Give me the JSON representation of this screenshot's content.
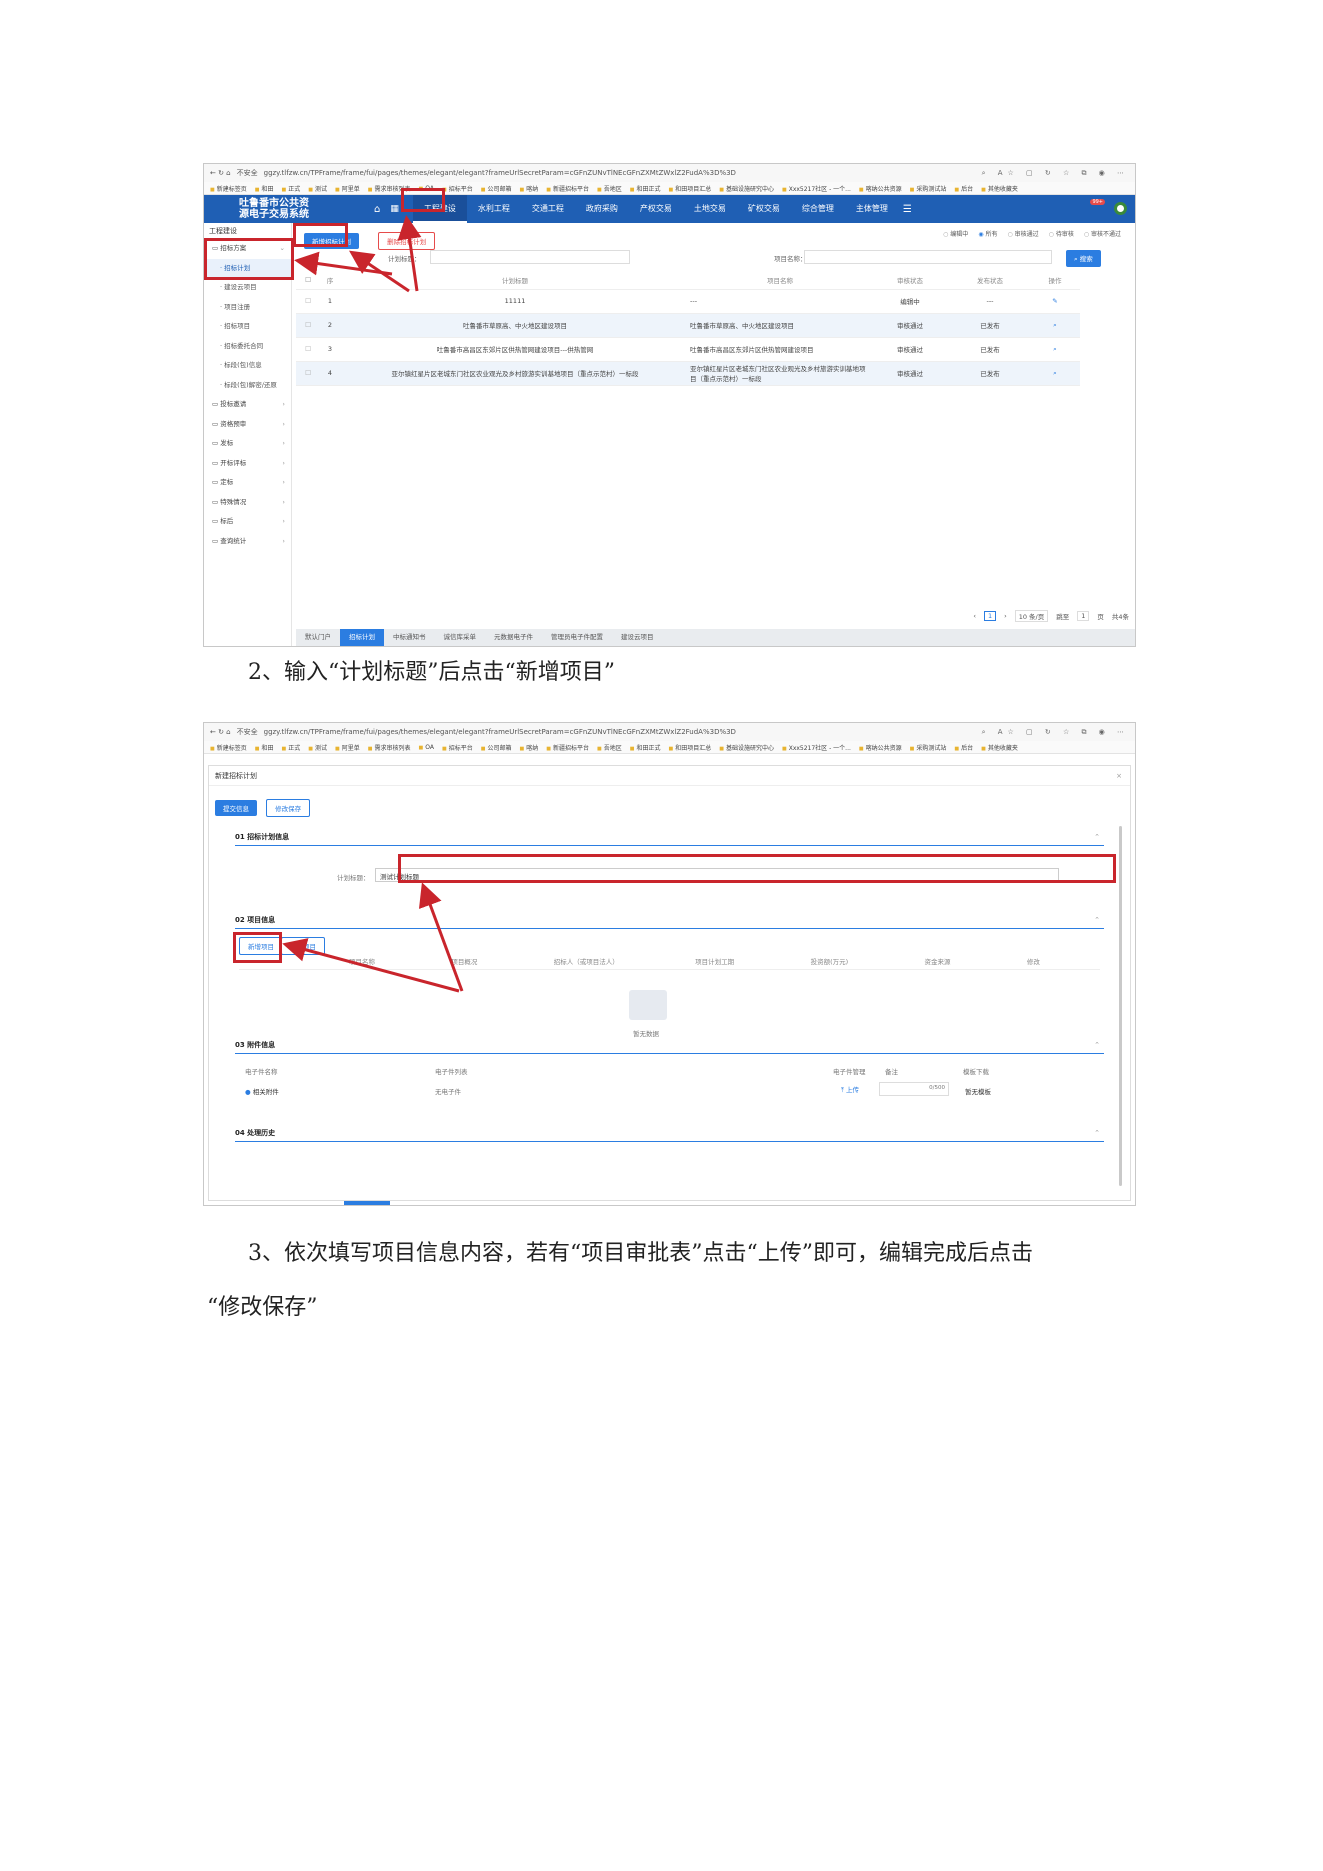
{
  "browser": {
    "security": "不安全",
    "url": "ggzy.tlfzw.cn/TPFrame/frame/fui/pages/themes/elegant/elegant?frameUrlSecretParam=cGFnZUNvTlNEcGFnZXMtZWxlZ2FudA%3D%3D",
    "bookmarks": [
      "新建标签页",
      "和田",
      "正式",
      "测试",
      "阿里单",
      "需求审核列表",
      "OA",
      "招标平台",
      "公司邮箱",
      "喀纳",
      "新疆招标平台",
      "吾地区",
      "和田正式",
      "和田项目汇总",
      "基础设施研究中心",
      "Xxx5217社区 - 一个...",
      "喀纳公共资源",
      "采购测试站",
      "后台",
      "其他收藏夹"
    ]
  },
  "app": {
    "logo_line1": "吐鲁番市公共资",
    "logo_line2": "源电子交易系统",
    "nav": [
      "工程建设",
      "水利工程",
      "交通工程",
      "政府采购",
      "产权交易",
      "土地交易",
      "矿权交易",
      "综合管理",
      "主体管理"
    ],
    "badge": "99+",
    "sidebar_title": "工程建设",
    "sidebar": [
      {
        "label": "招标方案",
        "type": "group"
      },
      {
        "label": "招标计划",
        "type": "sub"
      },
      {
        "label": "建设云项目",
        "type": "sub"
      },
      {
        "label": "项目注册",
        "type": "sub"
      },
      {
        "label": "招标项目",
        "type": "sub"
      },
      {
        "label": "招标委托合同",
        "type": "sub"
      },
      {
        "label": "标段(包)信息",
        "type": "sub"
      },
      {
        "label": "标段(包)解密/还原",
        "type": "sub"
      },
      {
        "label": "投标邀请",
        "type": "group"
      },
      {
        "label": "资格预审",
        "type": "group"
      },
      {
        "label": "发标",
        "type": "group"
      },
      {
        "label": "开标评标",
        "type": "group"
      },
      {
        "label": "定标",
        "type": "group"
      },
      {
        "label": "特殊情况",
        "type": "group"
      },
      {
        "label": "标后",
        "type": "group"
      },
      {
        "label": "查询统计",
        "type": "group"
      }
    ],
    "buttons": {
      "add_plan": "新增招标计划",
      "delete_plan": "删除招标计划",
      "search": "搜索"
    },
    "radios": [
      "编辑中",
      "所有",
      "审核通过",
      "待审核",
      "审核不通过"
    ],
    "filter": {
      "plan_label": "计划标题：",
      "project_label": "项目名称："
    },
    "table_headers": [
      "序",
      "计划标题",
      "项目名称",
      "审核状态",
      "发布状态",
      "操作"
    ],
    "rows": [
      {
        "no": "1",
        "title": "11111",
        "project": "---",
        "audit": "编辑中",
        "publish": "---"
      },
      {
        "no": "2",
        "title": "吐鲁番市草原高、中火地区建设项目",
        "project": "吐鲁番市草原高、中火地区建设项目",
        "audit": "审核通过",
        "publish": "已发布"
      },
      {
        "no": "3",
        "title": "吐鲁番市高昌区东郊片区供热管网建设项目---供热管网",
        "project": "吐鲁番市高昌区东郊片区供热管网建设项目",
        "audit": "审核通过",
        "publish": "已发布"
      },
      {
        "no": "4",
        "title": "亚尔镇红星片区老城东门社区农业观光及乡村旅游实训基地项目（重点示范村）一标段",
        "project": "亚尔镇红星片区老城东门社区农业观光及乡村旅游实训基地项目（重点示范村）一标段",
        "audit": "审核通过",
        "publish": "已发布"
      }
    ],
    "pager": {
      "page": "1",
      "per_page": "10 条/页",
      "goto_label": "跳至",
      "goto_value": "1",
      "page_unit": "页",
      "total": "共4条"
    },
    "tabs": [
      "默认门户",
      "招标计划",
      "中标通知书",
      "诚信库采单",
      "元数据电子件",
      "管理员电子件配置",
      "建设云项目"
    ]
  },
  "caption2": "2、输入“计划标题”后点击“新增项目”",
  "modal": {
    "title": "新建招标计划",
    "submit": "提交信息",
    "save": "修改保存",
    "sec1": "01 招标计划信息",
    "plan_label": "计划标题：",
    "plan_value": "测试计划标题",
    "sec2": "02 项目信息",
    "add_project": "新增项目",
    "delete_project": "删除项目",
    "proj_headers": [
      "项目名称",
      "项目概况",
      "招标人（或项目法人）",
      "项目计划工期",
      "投资额(万元)",
      "资金来源",
      "修改"
    ],
    "empty": "暂无数据",
    "sec3": "03 附件信息",
    "att_headers": [
      "电子件名称",
      "电子件列表",
      "电子件管理",
      "备注",
      "模板下载"
    ],
    "att_name": "相关附件",
    "att_list": "无电子件",
    "upload": "上传",
    "remark_count": "0/500",
    "template": "暂无模板",
    "sec4": "04 处理历史"
  },
  "caption3_line1": "3、依次填写项目信息内容，若有“项目审批表”点击“上传”即可，编辑完成后点击",
  "caption3_line2": "“修改保存”"
}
======
> The problem
Please transcribe the material above exactly as written. Leave the pictures out.

> Task output
Give me the JSON representation of this screenshot's content.
{
  "browser": {
    "security": "不安全",
    "url": "ggzy.tlfzw.cn/TPFrame/frame/fui/pages/themes/elegant/elegant?frameUrlSecretParam=cGFnZUNvTlNEcGFnZXMtZWxlZ2FudA%3D%3D",
    "bookmarks": [
      "新建标签页",
      "和田",
      "正式",
      "测试",
      "阿里单",
      "需求审核列表",
      "OA",
      "招标平台",
      "公司邮箱",
      "喀纳",
      "新疆招标平台",
      "吾地区",
      "和田正式",
      "和田项目汇总",
      "基础设施研究中心",
      "Xxx5217社区 - 一个...",
      "喀纳公共资源",
      "采购测试站",
      "后台",
      "其他收藏夹"
    ]
  },
  "app": {
    "logo_line1": "吐鲁番市公共资",
    "logo_line2": "源电子交易系统",
    "nav": [
      "工程建设",
      "水利工程",
      "交通工程",
      "政府采购",
      "产权交易",
      "土地交易",
      "矿权交易",
      "综合管理",
      "主体管理"
    ],
    "badge": "99+",
    "sidebar_title": "工程建设",
    "sidebar": [
      {
        "label": "招标方案",
        "type": "group"
      },
      {
        "label": "招标计划",
        "type": "sub"
      },
      {
        "label": "建设云项目",
        "type": "sub"
      },
      {
        "label": "项目注册",
        "type": "sub"
      },
      {
        "label": "招标项目",
        "type": "sub"
      },
      {
        "label": "招标委托合同",
        "type": "sub"
      },
      {
        "label": "标段(包)信息",
        "type": "sub"
      },
      {
        "label": "标段(包)解密/还原",
        "type": "sub"
      },
      {
        "label": "投标邀请",
        "type": "group"
      },
      {
        "label": "资格预审",
        "type": "group"
      },
      {
        "label": "发标",
        "type": "group"
      },
      {
        "label": "开标评标",
        "type": "group"
      },
      {
        "label": "定标",
        "type": "group"
      },
      {
        "label": "特殊情况",
        "type": "group"
      },
      {
        "label": "标后",
        "type": "group"
      },
      {
        "label": "查询统计",
        "type": "group"
      }
    ],
    "buttons": {
      "add_plan": "新增招标计划",
      "delete_plan": "删除招标计划",
      "search": "搜索"
    },
    "radios": [
      "编辑中",
      "所有",
      "审核通过",
      "待审核",
      "审核不通过"
    ],
    "filter": {
      "plan_label": "计划标题：",
      "project_label": "项目名称："
    },
    "table_headers": [
      "序",
      "计划标题",
      "项目名称",
      "审核状态",
      "发布状态",
      "操作"
    ],
    "rows": [
      {
        "no": "1",
        "title": "11111",
        "project": "---",
        "audit": "编辑中",
        "publish": "---"
      },
      {
        "no": "2",
        "title": "吐鲁番市草原高、中火地区建设项目",
        "project": "吐鲁番市草原高、中火地区建设项目",
        "audit": "审核通过",
        "publish": "已发布"
      },
      {
        "no": "3",
        "title": "吐鲁番市高昌区东郊片区供热管网建设项目---供热管网",
        "project": "吐鲁番市高昌区东郊片区供热管网建设项目",
        "audit": "审核通过",
        "publish": "已发布"
      },
      {
        "no": "4",
        "title": "亚尔镇红星片区老城东门社区农业观光及乡村旅游实训基地项目（重点示范村）一标段",
        "project": "亚尔镇红星片区老城东门社区农业观光及乡村旅游实训基地项目（重点示范村）一标段",
        "audit": "审核通过",
        "publish": "已发布"
      }
    ],
    "pager": {
      "page": "1",
      "per_page": "10 条/页",
      "goto_label": "跳至",
      "goto_value": "1",
      "page_unit": "页",
      "total": "共4条"
    },
    "tabs": [
      "默认门户",
      "招标计划",
      "中标通知书",
      "诚信库采单",
      "元数据电子件",
      "管理员电子件配置",
      "建设云项目"
    ]
  },
  "caption2": "2、输入“计划标题”后点击“新增项目”",
  "modal": {
    "title": "新建招标计划",
    "submit": "提交信息",
    "save": "修改保存",
    "sec1": "01 招标计划信息",
    "plan_label": "计划标题：",
    "plan_value": "测试计划标题",
    "sec2": "02 项目信息",
    "add_project": "新增项目",
    "delete_project": "删除项目",
    "proj_headers": [
      "项目名称",
      "项目概况",
      "招标人（或项目法人）",
      "项目计划工期",
      "投资额(万元)",
      "资金来源",
      "修改"
    ],
    "empty": "暂无数据",
    "sec3": "03 附件信息",
    "att_headers": [
      "电子件名称",
      "电子件列表",
      "电子件管理",
      "备注",
      "模板下载"
    ],
    "att_name": "相关附件",
    "att_list": "无电子件",
    "upload": "上传",
    "remark_count": "0/500",
    "template": "暂无模板",
    "sec4": "04 处理历史"
  },
  "caption3_line1": "3、依次填写项目信息内容，若有“项目审批表”点击“上传”即可，编辑完成后点击",
  "caption3_line2": "“修改保存”"
}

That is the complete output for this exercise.